MATERIAL FOR THIS EXERCISE —
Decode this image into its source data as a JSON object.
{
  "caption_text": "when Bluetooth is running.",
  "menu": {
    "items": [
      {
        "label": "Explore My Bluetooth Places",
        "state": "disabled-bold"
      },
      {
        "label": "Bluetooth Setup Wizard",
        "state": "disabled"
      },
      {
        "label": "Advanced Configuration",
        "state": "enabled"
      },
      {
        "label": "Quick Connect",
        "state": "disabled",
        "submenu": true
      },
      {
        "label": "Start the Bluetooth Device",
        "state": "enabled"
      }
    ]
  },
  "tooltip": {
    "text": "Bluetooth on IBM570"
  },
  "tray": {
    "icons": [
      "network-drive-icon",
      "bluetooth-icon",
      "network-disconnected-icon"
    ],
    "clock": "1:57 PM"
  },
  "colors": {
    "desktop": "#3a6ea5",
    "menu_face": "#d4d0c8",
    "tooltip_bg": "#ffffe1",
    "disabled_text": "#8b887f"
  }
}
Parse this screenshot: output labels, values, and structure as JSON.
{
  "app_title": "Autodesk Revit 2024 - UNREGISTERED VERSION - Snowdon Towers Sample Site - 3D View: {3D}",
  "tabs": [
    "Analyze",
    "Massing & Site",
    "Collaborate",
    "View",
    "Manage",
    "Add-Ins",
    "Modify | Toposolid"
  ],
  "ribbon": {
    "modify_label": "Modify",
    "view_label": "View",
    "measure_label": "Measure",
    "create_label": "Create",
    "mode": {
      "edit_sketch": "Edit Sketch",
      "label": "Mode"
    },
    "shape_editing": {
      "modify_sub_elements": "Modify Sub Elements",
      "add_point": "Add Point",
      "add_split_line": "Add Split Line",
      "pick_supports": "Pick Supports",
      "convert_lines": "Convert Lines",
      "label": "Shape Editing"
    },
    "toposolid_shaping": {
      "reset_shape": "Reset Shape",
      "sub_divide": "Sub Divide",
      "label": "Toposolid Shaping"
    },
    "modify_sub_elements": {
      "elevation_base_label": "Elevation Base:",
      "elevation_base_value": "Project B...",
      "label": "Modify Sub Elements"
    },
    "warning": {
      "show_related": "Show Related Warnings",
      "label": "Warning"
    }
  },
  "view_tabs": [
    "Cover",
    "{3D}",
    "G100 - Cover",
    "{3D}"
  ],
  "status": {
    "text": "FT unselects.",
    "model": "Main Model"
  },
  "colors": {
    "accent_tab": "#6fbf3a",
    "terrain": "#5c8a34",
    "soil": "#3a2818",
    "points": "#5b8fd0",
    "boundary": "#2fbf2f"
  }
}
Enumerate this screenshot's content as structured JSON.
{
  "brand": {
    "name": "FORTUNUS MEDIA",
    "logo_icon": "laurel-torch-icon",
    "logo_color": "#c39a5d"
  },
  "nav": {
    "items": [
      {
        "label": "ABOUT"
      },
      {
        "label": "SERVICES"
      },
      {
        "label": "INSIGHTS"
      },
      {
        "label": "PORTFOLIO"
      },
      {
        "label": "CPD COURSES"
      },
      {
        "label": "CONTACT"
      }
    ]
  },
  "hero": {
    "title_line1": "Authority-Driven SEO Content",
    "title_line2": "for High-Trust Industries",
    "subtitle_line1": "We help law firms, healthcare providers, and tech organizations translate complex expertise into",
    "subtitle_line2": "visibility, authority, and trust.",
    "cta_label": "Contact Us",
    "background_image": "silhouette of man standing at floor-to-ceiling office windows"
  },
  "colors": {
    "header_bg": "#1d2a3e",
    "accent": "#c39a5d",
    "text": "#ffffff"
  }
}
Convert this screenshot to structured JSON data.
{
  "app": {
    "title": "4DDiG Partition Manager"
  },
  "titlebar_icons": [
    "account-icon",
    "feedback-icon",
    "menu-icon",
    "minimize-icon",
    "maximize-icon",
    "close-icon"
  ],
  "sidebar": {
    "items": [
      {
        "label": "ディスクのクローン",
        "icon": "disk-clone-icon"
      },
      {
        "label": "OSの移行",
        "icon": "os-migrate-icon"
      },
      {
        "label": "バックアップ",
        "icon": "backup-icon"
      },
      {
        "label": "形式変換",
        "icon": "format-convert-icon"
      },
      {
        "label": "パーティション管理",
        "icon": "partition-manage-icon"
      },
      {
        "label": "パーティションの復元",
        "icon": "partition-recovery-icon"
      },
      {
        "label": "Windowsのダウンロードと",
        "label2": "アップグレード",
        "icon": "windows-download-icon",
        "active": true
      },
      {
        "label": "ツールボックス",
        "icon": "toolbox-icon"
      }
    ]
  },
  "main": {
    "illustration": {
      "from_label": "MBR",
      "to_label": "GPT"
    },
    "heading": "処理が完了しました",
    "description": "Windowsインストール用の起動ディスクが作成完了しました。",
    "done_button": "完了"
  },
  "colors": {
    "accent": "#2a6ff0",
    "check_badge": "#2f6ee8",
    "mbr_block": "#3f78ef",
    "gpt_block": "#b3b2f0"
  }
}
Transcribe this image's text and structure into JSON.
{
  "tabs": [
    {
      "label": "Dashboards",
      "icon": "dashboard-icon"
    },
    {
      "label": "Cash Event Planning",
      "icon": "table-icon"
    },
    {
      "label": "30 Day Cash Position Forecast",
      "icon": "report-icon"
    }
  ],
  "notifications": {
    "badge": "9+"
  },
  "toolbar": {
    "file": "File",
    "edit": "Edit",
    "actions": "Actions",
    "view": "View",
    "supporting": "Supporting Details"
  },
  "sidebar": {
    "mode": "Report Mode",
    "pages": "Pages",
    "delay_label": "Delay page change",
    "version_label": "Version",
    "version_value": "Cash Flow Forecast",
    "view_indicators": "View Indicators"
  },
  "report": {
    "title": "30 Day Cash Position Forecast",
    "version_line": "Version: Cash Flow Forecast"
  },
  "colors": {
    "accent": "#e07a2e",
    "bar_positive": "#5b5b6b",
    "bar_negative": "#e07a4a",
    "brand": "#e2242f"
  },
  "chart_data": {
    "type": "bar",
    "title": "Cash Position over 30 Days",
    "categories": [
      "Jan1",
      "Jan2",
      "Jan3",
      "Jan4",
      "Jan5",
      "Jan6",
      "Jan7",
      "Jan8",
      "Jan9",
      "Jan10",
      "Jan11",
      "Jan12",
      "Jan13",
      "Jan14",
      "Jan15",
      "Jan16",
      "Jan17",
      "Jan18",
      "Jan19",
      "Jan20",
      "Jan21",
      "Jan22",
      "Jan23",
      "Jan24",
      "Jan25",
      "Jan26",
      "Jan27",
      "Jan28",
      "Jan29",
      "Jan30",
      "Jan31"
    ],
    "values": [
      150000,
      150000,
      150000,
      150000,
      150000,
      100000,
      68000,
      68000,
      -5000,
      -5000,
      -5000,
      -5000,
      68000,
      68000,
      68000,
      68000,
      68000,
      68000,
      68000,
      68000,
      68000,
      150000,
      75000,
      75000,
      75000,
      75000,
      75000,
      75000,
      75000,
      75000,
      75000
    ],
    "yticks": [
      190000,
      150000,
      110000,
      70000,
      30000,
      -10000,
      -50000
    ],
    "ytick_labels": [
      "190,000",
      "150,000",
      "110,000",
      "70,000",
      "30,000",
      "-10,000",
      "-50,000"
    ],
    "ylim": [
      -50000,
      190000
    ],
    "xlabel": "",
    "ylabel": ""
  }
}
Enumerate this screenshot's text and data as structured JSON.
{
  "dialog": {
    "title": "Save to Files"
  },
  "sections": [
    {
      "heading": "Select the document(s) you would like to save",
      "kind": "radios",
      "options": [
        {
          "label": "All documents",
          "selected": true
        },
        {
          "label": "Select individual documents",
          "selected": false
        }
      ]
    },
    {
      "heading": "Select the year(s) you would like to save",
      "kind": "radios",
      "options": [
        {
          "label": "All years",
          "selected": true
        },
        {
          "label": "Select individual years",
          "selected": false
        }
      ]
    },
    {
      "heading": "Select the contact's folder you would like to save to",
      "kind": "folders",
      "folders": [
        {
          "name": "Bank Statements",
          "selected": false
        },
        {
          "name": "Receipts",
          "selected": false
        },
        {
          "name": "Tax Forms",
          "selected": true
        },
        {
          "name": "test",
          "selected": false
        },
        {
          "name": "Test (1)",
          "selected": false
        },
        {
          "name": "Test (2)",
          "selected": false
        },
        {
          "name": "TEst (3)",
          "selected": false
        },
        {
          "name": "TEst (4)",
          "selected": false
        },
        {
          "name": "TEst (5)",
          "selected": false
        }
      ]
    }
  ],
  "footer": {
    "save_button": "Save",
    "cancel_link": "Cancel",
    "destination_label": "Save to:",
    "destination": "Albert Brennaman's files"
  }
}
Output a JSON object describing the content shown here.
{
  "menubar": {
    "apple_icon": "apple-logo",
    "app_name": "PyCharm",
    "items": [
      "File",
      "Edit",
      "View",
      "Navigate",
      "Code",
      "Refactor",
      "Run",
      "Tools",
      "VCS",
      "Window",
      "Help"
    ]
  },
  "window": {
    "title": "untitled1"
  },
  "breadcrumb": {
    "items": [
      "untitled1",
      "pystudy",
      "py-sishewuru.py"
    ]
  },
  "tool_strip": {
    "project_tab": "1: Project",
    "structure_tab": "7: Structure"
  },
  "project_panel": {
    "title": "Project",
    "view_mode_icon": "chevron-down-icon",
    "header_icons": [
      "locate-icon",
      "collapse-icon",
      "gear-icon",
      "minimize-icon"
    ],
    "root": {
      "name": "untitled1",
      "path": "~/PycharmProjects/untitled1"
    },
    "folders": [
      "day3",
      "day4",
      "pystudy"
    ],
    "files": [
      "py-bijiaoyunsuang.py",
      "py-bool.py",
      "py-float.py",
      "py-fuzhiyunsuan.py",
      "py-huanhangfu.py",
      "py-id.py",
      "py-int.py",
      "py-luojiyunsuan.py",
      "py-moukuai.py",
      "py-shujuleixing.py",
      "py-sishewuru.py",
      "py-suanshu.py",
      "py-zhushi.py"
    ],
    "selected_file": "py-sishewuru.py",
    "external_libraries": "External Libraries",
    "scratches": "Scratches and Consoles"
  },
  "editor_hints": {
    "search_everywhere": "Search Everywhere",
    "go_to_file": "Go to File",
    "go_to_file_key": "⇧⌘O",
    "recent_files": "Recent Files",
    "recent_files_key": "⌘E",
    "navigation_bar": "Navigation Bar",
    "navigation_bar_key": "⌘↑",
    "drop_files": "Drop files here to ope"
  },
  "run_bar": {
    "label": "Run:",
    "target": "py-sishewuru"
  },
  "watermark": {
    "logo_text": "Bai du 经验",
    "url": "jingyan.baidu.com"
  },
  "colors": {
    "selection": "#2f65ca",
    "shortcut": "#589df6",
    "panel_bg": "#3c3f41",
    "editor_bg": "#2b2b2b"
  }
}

STATED PROBLEM — Your answer should be a single number: how many lines in the data above include "heading"?

EXERCISE OUTPUT — 4